# [EXERCISE PROMPT]
Write the records out again exactly, leaving no images in.

# [DATA RECORDS]
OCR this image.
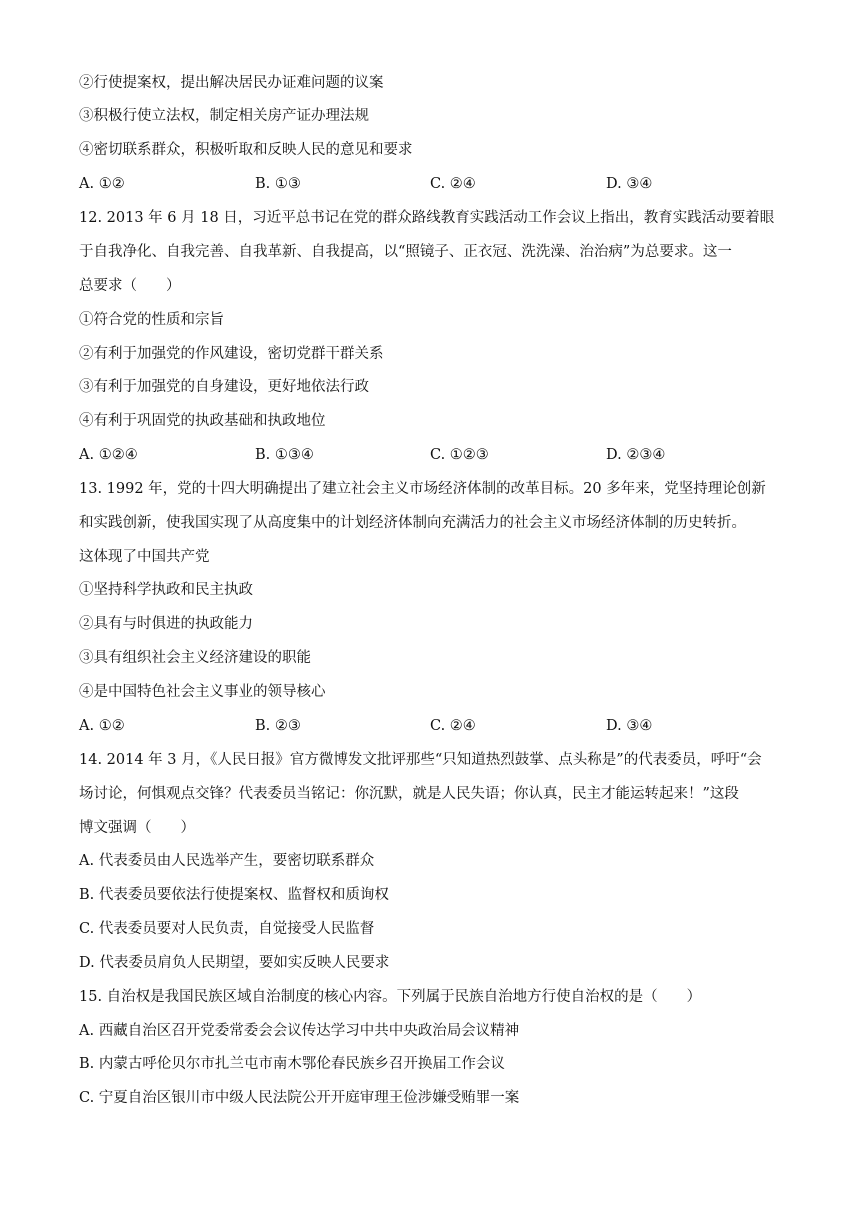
②行使提案权，提出解决居民办证难问题的议案
③积极行使立法权，制定相关房产证办理法规
④密切联系群众，积极听取和反映人民的意见和要求
A. ①②	B. ①③	C. ②④	D. ③④
12. 2013 年 6 月 18 日，习近平总书记在党的群众路线教育实践活动工作会议上指出，教育实践活动要着眼
于自我净化、自我完善、自我革新、自我提高，以“照镜子、正衣冠、洗洗澡、治治病”为总要求。这一
总要求（　　）
①符合党的性质和宗旨
②有利于加强党的作风建设，密切党群干群关系
③有利于加强党的自身建设，更好地依法行政
④有利于巩固党的执政基础和执政地位
A. ①②④	B. ①③④	C. ①②③	D. ②③④
13. 1992 年，党的十四大明确提出了建立社会主义市场经济体制的改革目标。20 多年来，党坚持理论创新
和实践创新，使我国实现了从高度集中的计划经济体制向充满活力的社会主义市场经济体制的历史转折。
这体现了中国共产党
①坚持科学执政和民主执政
②具有与时俱进的执政能力
③具有组织社会主义经济建设的职能
④是中国特色社会主义事业的领导核心
A. ①②	B. ②③	C. ②④	D. ③④
14. 2014 年 3 月，《人民日报》官方微博发文批评那些“只知道热烈鼓掌、点头称是”的代表委员，呼吁“会
场讨论，何惧观点交锋？代表委员当铭记：你沉默，就是人民失语；你认真，民主才能运转起来！”这段
博文强调（　　）
A. 代表委员由人民选举产生，要密切联系群众
B. 代表委员要依法行使提案权、监督权和质询权
C. 代表委员要对人民负责，自觉接受人民监督
D. 代表委员肩负人民期望，要如实反映人民要求
15. 自治权是我国民族区域自治制度的核心内容。下列属于民族自治地方行使自治权的是（　　）
A. 西藏自治区召开党委常委会会议传达学习中共中央政治局会议精神
B. 内蒙古呼伦贝尔市扎兰屯市南木鄂伦春民族乡召开换届工作会议
C. 宁夏自治区银川市中级人民法院公开开庭审理王俭涉嫌受贿罪一案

# [ANSWER TO THE EXERCISE]
OCR this image.
②行使提案权，提出解决居民办证难问题的议案
③积极行使立法权，制定相关房产证办理法规
④密切联系群众，积极听取和反映人民的意见和要求
A. ①②	B. ①③	C. ②④	D. ③④
12. 2013 年 6 月 18 日，习近平总书记在党的群众路线教育实践活动工作会议上指出，教育实践活动要着眼
于自我净化、自我完善、自我革新、自我提高，以“照镜子、正衣冠、洗洗澡、治治病”为总要求。这一
总要求（　　）
①符合党的性质和宗旨
②有利于加强党的作风建设，密切党群干群关系
③有利于加强党的自身建设，更好地依法行政
④有利于巩固党的执政基础和执政地位
A. ①②④	B. ①③④	C. ①②③	D. ②③④
13. 1992 年，党的十四大明确提出了建立社会主义市场经济体制的改革目标。20 多年来，党坚持理论创新
和实践创新，使我国实现了从高度集中的计划经济体制向充满活力的社会主义市场经济体制的历史转折。
这体现了中国共产党
①坚持科学执政和民主执政
②具有与时俱进的执政能力
③具有组织社会主义经济建设的职能
④是中国特色社会主义事业的领导核心
A. ①②	B. ②③	C. ②④	D. ③④
14. 2014 年 3 月，《人民日报》官方微博发文批评那些“只知道热烈鼓掌、点头称是”的代表委员，呼吁“会
场讨论，何惧观点交锋？代表委员当铭记：你沉默，就是人民失语；你认真，民主才能运转起来！”这段
博文强调（　　）
A. 代表委员由人民选举产生，要密切联系群众
B. 代表委员要依法行使提案权、监督权和质询权
C. 代表委员要对人民负责，自觉接受人民监督
D. 代表委员肩负人民期望，要如实反映人民要求
15. 自治权是我国民族区域自治制度的核心内容。下列属于民族自治地方行使自治权的是（　　）
A. 西藏自治区召开党委常委会会议传达学习中共中央政治局会议精神
B. 内蒙古呼伦贝尔市扎兰屯市南木鄂伦春民族乡召开换届工作会议
C. 宁夏自治区银川市中级人民法院公开开庭审理王俭涉嫌受贿罪一案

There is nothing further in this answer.